(Beginning of Document text)
Table 2 shows the segment numbers of each sample from the Gold Standard, and from the predicted outcomes of the three algorithms CRF-CNV, CBS and CNA-HMMer. The segment number detected by CRF-CNV is exactly the same as the Gold Standard for almost all samples (except for samples 9 and 10). Further examination of samples 9 and 10 (see Fig. 3) reveals that the segment that we missed in sample 9 only has one clone, which has been smoothed out by our algorithm. The segment missed in sample 10 is also very short and the signal is very weak. Our results have shown that CBS has generated many more segments comparing to the ground truth, which is consistent with the results in the original paper. The overall number of segments reported by CNA-HMMer with default priors is even greater than the total number from CBS. On the other hand, once we have used training data to properly assign informative priors for CNA-HMMer, it almost returns the same number of segments as CRF-CNV. The only exception is that CNA-HMMer missed one breakpoint in sample 1. This illustrates that by using correctly labeled training data, both CRF-CNV and CNA-HMMer can effectively eliminate all false positives in this dataset. For the subsequent experiments, we only report the results of CNA-HMMer with proper training.

Table 2.

Comparison of segment numbers returned by three algorithms.

Method \Sample	1	2	3	4	5	6	7	8	9	10	11	12	13	14	15	Sum
Gold	5	3	5	3	5	3	5	5	5	5	3	5	2	3	3	60
CRF-CNV	5	3	5	3	5	3	5	5	3	3	3	5	2	3	3	56
CBS	17	42	7	6	9	5	5	6	5	5	13	7	17	3	9	156
CNA-HMMer(default)	9	83	9	7	11	3	7	5	11	11	21	5	16	10	16	224
CNA-HMMer (trained)	3	3	5	3	5	3	5	5	3	3	3	5	2	3	3	54

Fig. 3.

Predicted breakpoints by CRF-CNV (bottom) vs. true breakpoints (up) on two cell lines GM01535 (a) and GM07081 (b).
(End of Document text)
(Beginning of Given records)
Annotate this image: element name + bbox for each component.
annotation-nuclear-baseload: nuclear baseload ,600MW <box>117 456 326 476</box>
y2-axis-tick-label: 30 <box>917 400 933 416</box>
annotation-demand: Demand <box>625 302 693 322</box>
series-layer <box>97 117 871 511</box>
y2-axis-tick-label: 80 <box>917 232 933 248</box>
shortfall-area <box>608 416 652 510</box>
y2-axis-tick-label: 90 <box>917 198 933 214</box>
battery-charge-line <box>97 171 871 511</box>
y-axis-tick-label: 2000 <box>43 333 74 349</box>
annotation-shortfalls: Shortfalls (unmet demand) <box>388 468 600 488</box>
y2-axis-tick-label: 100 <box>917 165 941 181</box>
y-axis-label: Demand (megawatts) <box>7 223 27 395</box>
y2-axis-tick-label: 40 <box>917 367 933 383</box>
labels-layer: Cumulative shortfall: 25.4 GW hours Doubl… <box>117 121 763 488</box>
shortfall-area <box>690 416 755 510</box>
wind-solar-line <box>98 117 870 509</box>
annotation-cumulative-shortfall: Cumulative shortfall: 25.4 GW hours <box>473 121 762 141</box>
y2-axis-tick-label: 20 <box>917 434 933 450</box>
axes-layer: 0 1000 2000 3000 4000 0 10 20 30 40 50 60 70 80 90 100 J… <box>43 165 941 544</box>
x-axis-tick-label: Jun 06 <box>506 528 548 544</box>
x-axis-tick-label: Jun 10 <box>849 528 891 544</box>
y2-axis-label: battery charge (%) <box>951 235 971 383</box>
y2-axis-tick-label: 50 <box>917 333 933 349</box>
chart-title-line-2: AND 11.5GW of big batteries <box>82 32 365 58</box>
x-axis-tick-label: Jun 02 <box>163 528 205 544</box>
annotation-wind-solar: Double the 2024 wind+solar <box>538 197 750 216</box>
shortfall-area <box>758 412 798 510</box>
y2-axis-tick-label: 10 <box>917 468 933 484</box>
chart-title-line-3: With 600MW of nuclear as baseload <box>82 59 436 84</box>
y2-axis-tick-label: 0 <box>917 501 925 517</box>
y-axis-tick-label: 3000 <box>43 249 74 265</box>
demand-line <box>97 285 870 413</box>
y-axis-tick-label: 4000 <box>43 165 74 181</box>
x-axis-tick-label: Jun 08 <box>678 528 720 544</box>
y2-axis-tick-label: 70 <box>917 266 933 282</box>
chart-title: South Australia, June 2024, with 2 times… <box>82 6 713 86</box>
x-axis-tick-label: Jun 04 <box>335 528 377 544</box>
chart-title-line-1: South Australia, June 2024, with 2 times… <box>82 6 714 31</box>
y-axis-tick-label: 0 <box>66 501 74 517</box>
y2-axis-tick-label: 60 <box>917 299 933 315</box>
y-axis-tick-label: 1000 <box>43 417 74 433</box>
(End of Given records)
Using the information:
**1)** Translate this sentence from the CRF-CNV text into Spanish: "The segment missed in sample 10 is also very short and the signal is very weak."
**2)** Based on the CRF-CNV text, answer yes or no to each statement, and quote the words from the text that decide it: (a) CBS produced more segments than the ground truth. (b) With default priors, CNA-HMMer reported fewer segments overall than CBS. (c) After proper training, CNA-HMMer missed one breakpoint in sample 1.

Numbered responses:
**1)** El segmento omitido en la muestra 10 también es muy corto y la señal es muy débil.

**2)**
(a) Yes: "CBS has generated many more segments comparing to the ground truth"
(b) No: "The overall number of segments reported by CNA-HMMer with default priors is even greater than the total number from CBS."
(c) Yes: "The only exception is that CNA-HMMer missed one breakpoint in sample 1."